EXTRACTED INFORMATION =
:::::

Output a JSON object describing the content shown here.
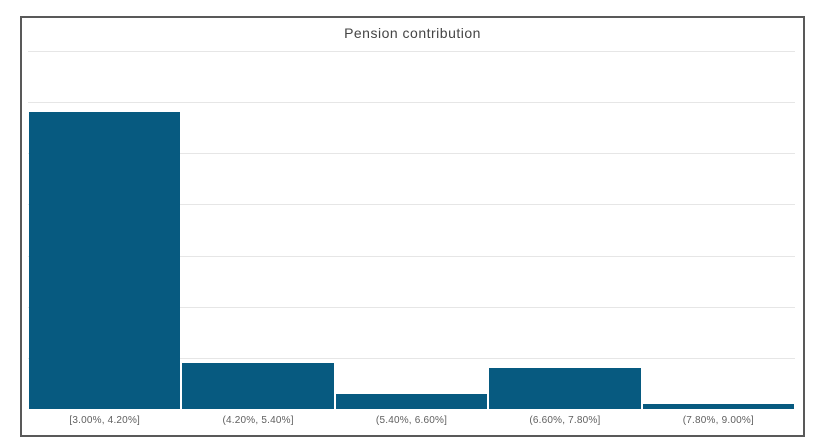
{
  "chart_data": {
    "type": "bar",
    "subtype": "histogram",
    "title": "Pension contribution",
    "categories": [
      "[3.00%, 4.20%]",
      "(4.20%, 5.40%]",
      "(5.40%, 6.60%]",
      "(6.60%, 7.80%]",
      "(7.80%, 9.00%]"
    ],
    "values": [
      58,
      9,
      3,
      8,
      1
    ],
    "xlabel": "",
    "ylabel": "",
    "ylim": [
      0,
      70
    ],
    "grid_step": 10,
    "grid": "horizontal-only",
    "legend": "none",
    "y_axis_labels_visible": false,
    "colors": {
      "bar": "#075A80",
      "gridline": "#E6E6E6",
      "frame_border": "#595959",
      "title_text": "#454545",
      "axis_label_text": "#606060",
      "background": "#FFFFFF"
    }
  }
}
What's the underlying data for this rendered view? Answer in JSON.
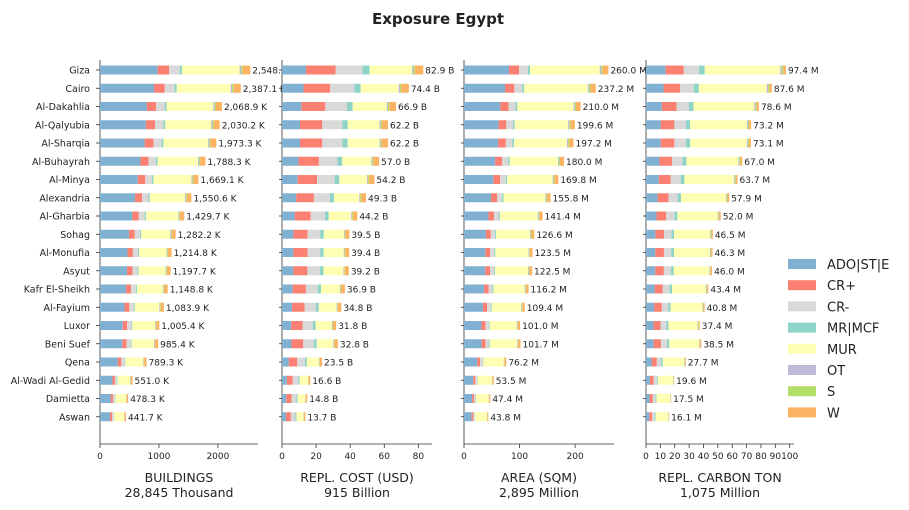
{
  "title": "Exposure Egypt",
  "chart_data": {
    "type": "bar",
    "orientation": "horizontal",
    "stacked": true,
    "title": "Exposure Egypt",
    "categories": [
      "Giza",
      "Cairo",
      "Al-Dakahlia",
      "Al-Qalyubia",
      "Al-Sharqia",
      "Al-Buhayrah",
      "Al-Minya",
      "Alexandria",
      "Al-Gharbia",
      "Sohag",
      "Al-Monufia",
      "Asyut",
      "Kafr El-Sheikh",
      "Al-Fayium",
      "Luxor",
      "Beni Suef",
      "Qena",
      "Al-Wadi Al-Gedid",
      "Damietta",
      "Aswan"
    ],
    "legend": {
      "position": "right",
      "entries": [
        {
          "name": "ADO|ST|E",
          "color": "#80b1d3"
        },
        {
          "name": "CR+",
          "color": "#fb8072"
        },
        {
          "name": "CR-",
          "color": "#d9d9d9"
        },
        {
          "name": "MR|MCF",
          "color": "#8dd3c7"
        },
        {
          "name": "MUR",
          "color": "#ffffb3"
        },
        {
          "name": "OT",
          "color": "#bebada"
        },
        {
          "name": "S",
          "color": "#b3de69"
        },
        {
          "name": "W",
          "color": "#fdb462"
        }
      ]
    },
    "panels": [
      {
        "xlabel": "BUILDINGS",
        "subtitle": "28,845 Thousand",
        "xlim": [
          0,
          2680
        ],
        "xticks": [
          0,
          1000,
          2000
        ],
        "tick_labels": [
          "0",
          "1000",
          "2000"
        ],
        "totals": [
          2548.5,
          2387.1,
          2068.9,
          2030.2,
          1973.3,
          1788.3,
          1669.1,
          1550.6,
          1429.7,
          1282.2,
          1214.8,
          1197.7,
          1148.8,
          1083.9,
          1005.4,
          985.4,
          789.3,
          551.0,
          478.3,
          441.7
        ],
        "total_labels": [
          "2,548.5 K",
          "2,387.1 K",
          "2,068.9 K",
          "2,030.2 K",
          "1,973.3 K",
          "1,788.3 K",
          "1,669.1 K",
          "1,550.6 K",
          "1,429.7 K",
          "1,282.2 K",
          "1,214.8 K",
          "1,197.7 K",
          "1,148.8 K",
          "1,083.9 K",
          "1,005.4 K",
          "985.4 K",
          "789.3 K",
          "551.0 K",
          "478.3 K",
          "441.7 K"
        ],
        "shares": [
          0.38,
          0.075,
          0.07,
          0.015,
          0.38,
          0.01,
          0.01,
          0.05
        ]
      },
      {
        "xlabel": "REPL. COST (USD)",
        "subtitle": "915 Billion",
        "xlim": [
          0,
          88
        ],
        "xticks": [
          0,
          20,
          40,
          60,
          80
        ],
        "tick_labels": [
          "0",
          "20",
          "40",
          "60",
          "80"
        ],
        "totals": [
          82.9,
          74.4,
          66.9,
          62.2,
          62.2,
          57.0,
          54.2,
          49.3,
          44.2,
          39.5,
          39.4,
          39.2,
          36.9,
          34.8,
          31.8,
          32.8,
          23.5,
          16.6,
          14.8,
          13.7
        ],
        "total_labels": [
          "82.9 B",
          "74.4 B",
          "66.9 B",
          "62.2 B",
          "62.2 B",
          "57.0 B",
          "54.2 B",
          "49.3 B",
          "44.2 B",
          "39.5 B",
          "39.4 B",
          "39.2 B",
          "36.9 B",
          "34.8 B",
          "31.8 B",
          "32.8 B",
          "23.5 B",
          "16.6 B",
          "14.8 B",
          "13.7 B"
        ],
        "shares": [
          0.17,
          0.21,
          0.19,
          0.05,
          0.3,
          0.01,
          0.01,
          0.06
        ]
      },
      {
        "xlabel": "AREA (SQM)",
        "subtitle": "2,895 Million",
        "xlim": [
          0,
          270
        ],
        "xticks": [
          0,
          100,
          200
        ],
        "tick_labels": [
          "0",
          "100",
          "200"
        ],
        "totals": [
          260.0,
          237.2,
          210.0,
          199.6,
          197.2,
          180.0,
          169.8,
          155.8,
          141.4,
          126.6,
          123.5,
          122.5,
          116.2,
          109.4,
          101.0,
          101.7,
          76.2,
          53.5,
          47.4,
          43.8
        ],
        "total_labels": [
          "260.0 M",
          "237.2 M",
          "210.0 M",
          "199.6 M",
          "197.2 M",
          "180.0 M",
          "169.8 M",
          "155.8 M",
          "141.4 M",
          "126.6 M",
          "123.5 M",
          "122.5 M",
          "116.2 M",
          "109.4 M",
          "101.0 M",
          "101.7 M",
          "76.2 M",
          "53.5 M",
          "47.4 M",
          "43.8 M"
        ],
        "shares": [
          0.31,
          0.07,
          0.06,
          0.015,
          0.48,
          0.01,
          0.01,
          0.04
        ]
      },
      {
        "xlabel": "REPL. CARBON TON",
        "subtitle": "1,075 Million",
        "xlim": [
          0,
          103
        ],
        "xticks": [
          0,
          10,
          20,
          30,
          40,
          50,
          60,
          70,
          80,
          90,
          100
        ],
        "tick_labels": [
          "0",
          "10",
          "20",
          "30",
          "40",
          "50",
          "60",
          "70",
          "80",
          "90",
          "100"
        ],
        "totals": [
          97.4,
          87.6,
          78.6,
          73.2,
          73.1,
          67.0,
          63.7,
          57.9,
          52.0,
          46.5,
          46.3,
          46.0,
          43.4,
          40.8,
          37.4,
          38.5,
          27.7,
          19.6,
          17.5,
          16.1
        ],
        "total_labels": [
          "97.4 M",
          "87.6 M",
          "78.6 M",
          "73.2 M",
          "73.1 M",
          "67.0 M",
          "63.7 M",
          "57.9 M",
          "52.0 M",
          "46.5 M",
          "46.3 M",
          "46.0 M",
          "43.4 M",
          "40.8 M",
          "37.4 M",
          "38.5 M",
          "27.7 M",
          "19.6 M",
          "17.5 M",
          "16.1 M"
        ],
        "shares": [
          0.14,
          0.13,
          0.11,
          0.04,
          0.54,
          0.01,
          0.01,
          0.02
        ]
      }
    ]
  }
}
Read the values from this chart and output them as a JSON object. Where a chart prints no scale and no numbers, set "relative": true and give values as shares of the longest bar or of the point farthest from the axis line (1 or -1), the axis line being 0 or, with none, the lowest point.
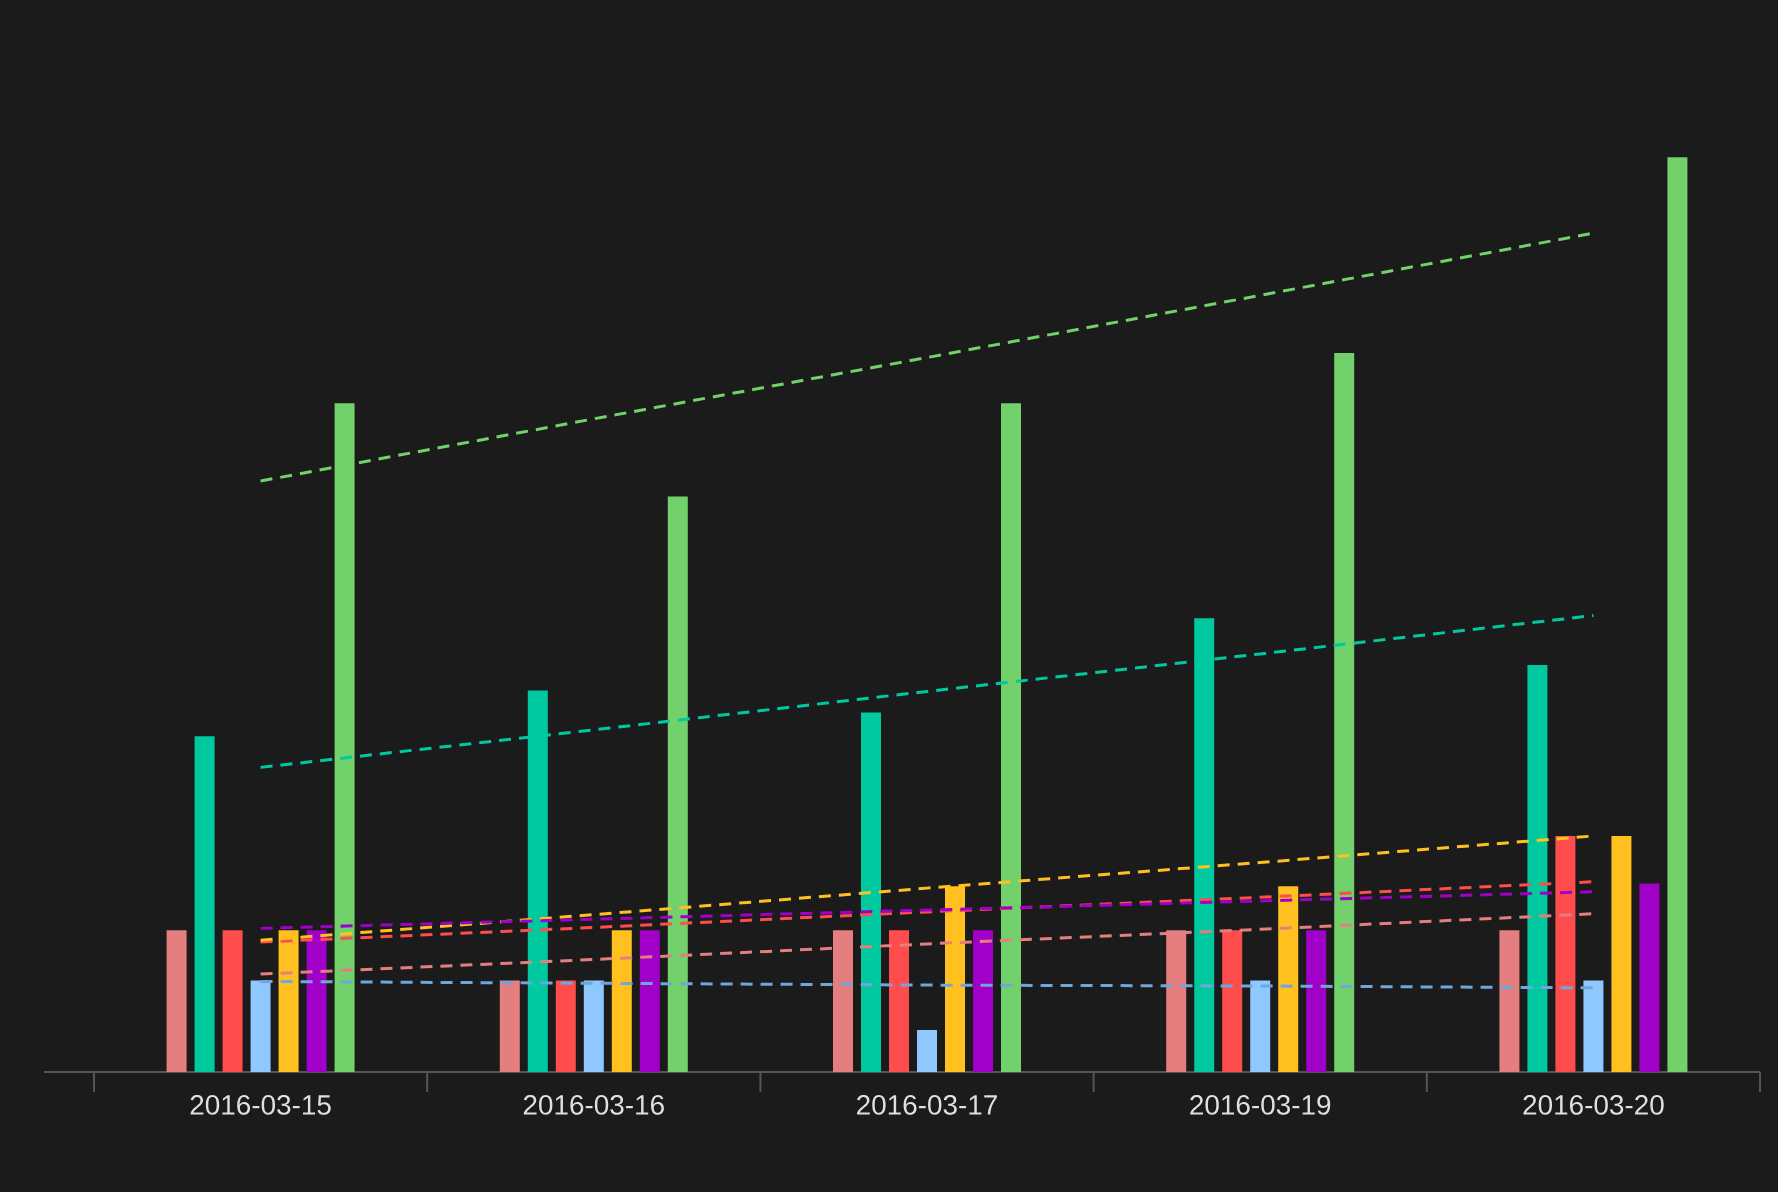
{
  "chart_data": {
    "type": "bar",
    "relative": true,
    "categories": [
      "2016-03-15",
      "2016-03-16",
      "2016-03-17",
      "2016-03-19",
      "2016-03-20"
    ],
    "series": [
      {
        "color": "#e57f7f",
        "values": [
          0.155,
          0.1,
          0.155,
          0.155,
          0.155
        ]
      },
      {
        "color": "#00c9a0",
        "values": [
          0.367,
          0.417,
          0.393,
          0.496,
          0.445
        ]
      },
      {
        "color": "#ff4d4d",
        "values": [
          0.155,
          0.1,
          0.155,
          0.155,
          0.258
        ]
      },
      {
        "color": "#8ec8ff",
        "values": [
          0.1,
          0.1,
          0.046,
          0.1,
          0.1
        ]
      },
      {
        "color": "#ffc020",
        "values": [
          0.155,
          0.155,
          0.203,
          0.203,
          0.258
        ]
      },
      {
        "color": "#a000c8",
        "values": [
          0.155,
          0.155,
          0.155,
          0.155,
          0.206
        ]
      },
      {
        "color": "#72d16a",
        "values": [
          0.731,
          0.629,
          0.731,
          0.786,
          1.0
        ]
      },
      {
        "type": "line",
        "line_style": "dashed",
        "color": "#e57f7f",
        "values": [
          0.107,
          0.123,
          0.14,
          0.156,
          0.173
        ]
      },
      {
        "type": "line",
        "line_style": "dashed",
        "color": "#00c9a0",
        "values": [
          0.333,
          0.374,
          0.416,
          0.457,
          0.499
        ]
      },
      {
        "type": "line",
        "line_style": "dashed",
        "color": "#ff4d4d",
        "values": [
          0.142,
          0.158,
          0.175,
          0.191,
          0.208
        ]
      },
      {
        "type": "line",
        "line_style": "dashed",
        "color": "#6fa6dc",
        "values": [
          0.099,
          0.097,
          0.095,
          0.094,
          0.092
        ]
      },
      {
        "type": "line",
        "line_style": "dashed",
        "color": "#ffc020",
        "values": [
          0.144,
          0.172,
          0.201,
          0.229,
          0.258
        ]
      },
      {
        "type": "line",
        "line_style": "dashed",
        "color": "#a000c8",
        "values": [
          0.157,
          0.167,
          0.177,
          0.187,
          0.197
        ]
      },
      {
        "type": "line",
        "line_style": "dashed",
        "color": "#72d16a",
        "values": [
          0.646,
          0.714,
          0.781,
          0.849,
          0.917
        ]
      }
    ]
  }
}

:::::

TASK TO CARRY OUT = Filter for "this". Return all lines that hold it.

THE COMPLETED TASK =
What's the underlying data for this rendered view? Answer in JSON.
Read the values from this chart and output them as a JSON object. Where a chart prints no scale and no numbers, set "relative": true and give values as shares of the longest bar or of the point farthest from the axis line (1 or -1), the axis line being 0 or, with none, the lowest point.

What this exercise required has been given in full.